■ THE REQUEST: Could you write what comes next in the forum thread below about Chinese title segmentation in citation keys?

■ PASSAGE PROVIDED:
^^^^^^^^

Closed ZnqbuZ closed 1 year ago
By the way, it seems that the segmentation function cannot work properly on Traditional Chinese as well. For example, an item with title "改革歷程" (this is Traditional Chinese) will be translated to "GaigeLiCheng", whose capitalization is wrong; but if I change the title to "改革历程", which is the simplified version of "改革歷程", then it will be translated to "GaigeLicheng", which is expected.
I don't think this is a bug of jieba, since I have tested the string in the demo of jieba, and it gives correct segmentation.
The debug log ID related to this problem is 7XIF3YI8-refs-apse
The function also fails when title contains English word. For example, "Windows 内核安全与驱动开发" is translated to "WindowS", which is obviously wrong, but if I change the title to "Windows内核安全与驱动开发" (deleting the space after "Windows"), then BBT works fine and gives 'WindowsNeihe", which is expected.
As another example, "Unreal Engine 4 蓝图完全学习教程" is translated to "UnreaEngin". while "UnrealEngine4蓝图完全学习教程" is translated to "UnrealEngine4Lantu"
:robot: this is your friendly neighborhood build bot announcing test build 6.7.53.3694 ("fixes #2391, part 1")
Install in Zotero by downloading test build 6.7.53.3694, opening the Zotero "Tools" menu, selecting "Add-ons", open the gear menu in the top right, and select "Install Add-on From File...".
The function also fails when title contains English word. For example, "Windows 内核安全与驱动开发" is translated to "WindowS", which is obviously wrong, but if I change the title to "Windows内核安全与驱动开发" (deleting the space after "Windows"), then BBT works fine and gives 'WindowsNeihe", which is expected.
As another example, "Unreal Engine 4 蓝图完全学习教程" is translated to "UnreaEngin". while "UnrealEngine4蓝图完全学习教程" is translated to "UnrealEngine4Lantu"
This is not a bug of BBT: the demo of jieba-js converts "Windows 内核安全与驱动开发" to "window- 内核 安全 驱动 开发" ("window- Neihe Anquan Qudong Kaifa" in pinyin), but BBT could circumvent this problem by replacing all non-CJK words by spaces before sending the string to jieba, and inserting them back after processed, so that jieba won't touch those English words.
Maybe a carefully designed formula could achieve this. I'm not sure.
That seems like something better addressed in jieba-js
?
Another problem: still the example "Windows 内核安全与驱动开发". The character "与" means "and" in English, which is an empty word, and hence should not be in the cite key. Actually, jieba automatically delete "与" ("Yu" in pinyin) in its demo, but the citation key still contains it.
In brief, jieba demo: "内核安全与驱动开发" -> "内核 安全 驱动 开发" -> "Neihe Anquan Qudong Kaifa" but BBT: "内核安全与驱动开发" -> "Neihe Anquan Yu Qudong Kaifa"
That seems like something better addressed in
jieba-js
?
Indeed. I don't think they should have overlooked this situation. I'll try to investigate their documentation to see if there's a solution.

^^^^^^^^

■ DATA BLOCK:
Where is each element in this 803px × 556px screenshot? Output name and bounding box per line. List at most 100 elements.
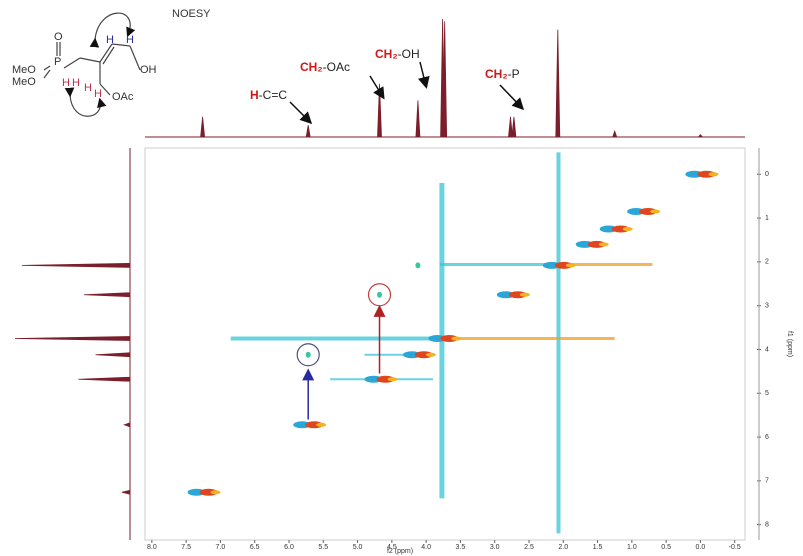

^^^^^^^^

■ THE REPLY:
:robot: this is your friendly neighborhood build bot announcing test build 6.7.53.3694 ("fixes #2391, part 1")
Install in Zotero by downloading test build 6.7.53.3694, opening the Zotero "Tools" menu, selecting "Add-ons", open the gear menu in the top right, and select "Install Add-on From File...".
Confirmed this works. Thanks a lot.
I'm using this jieba lib btw: https://www.npmjs.com/package/ooooevan-jieba
There are javascript jieba libs with more recent updates, but I'm restricted to pure-javascript libs, and a number of the more recent ones use a C library under the hood, which I can't use.
By the way, it seems that the segmentation function cannot work properly on Traditional Chinese as well. For example, an item with title "改革歷程" (this is Traditional Chinese) will be translated to "GaigeLiCheng", whose capitalization is wrong; but if I change the title to "改革历程", which is the simplified version of "改革歷程", then it will be translated to "GaigeLicheng", which is expected.
I'm still looking into this.
Another problem: still the example "Windows 内核安全与驱动开发". The character "与" means "and" in English, which is an empty word, and hence should not be in the cite key. Actually, jieba automatically delete "与" ("Yu" in pinyin) in its demo, but the citation key still contains it.
In brief, jieba demo: "内核安全与驱动开发" -> "内核 安全 驱动 开发" -> "Neihe Anquan Qudong Kaifa" but BBT: "内核安全与驱动开发" -> "Neihe Anquan Yu Qudong Kaifa"
You can address this by adding either the Chinese character or its pinyin translation to the hidden pref skipWords
.
This library also works in Zotero and has seen more recent updates, but it's a fair bit slower, so it would have to have some quantifiable quality benefits: https://www.npmjs.com/package/js-jieba
edit: it cuts Unreal Engine 4 蓝图完全学习教程
to Unreal-Engine-4-蓝-图-完全-学-习-教程
(tw
mode) or Unreal-Engine-4-蓝图-完全-学习-教程
(cn
mode). But it is slow.
:robot: this is your friendly neighborhood build bot announcing test build 6.7.53.3698 ("fixes #2391, part 2")
Install in Zotero by downloading test build 6.7.53.3698, opening the Zotero "Tools" menu, selecting "Add-ons", open the gear menu in the top right, and select "Install Add-on From File...".
Interesting -- ooooevan-jieba cuts 改革歷程
to [ '改革', '歷', '程' ]
, where js-jieba cuts to [ '改革', '歷程' ]
. I don't know which of these is right.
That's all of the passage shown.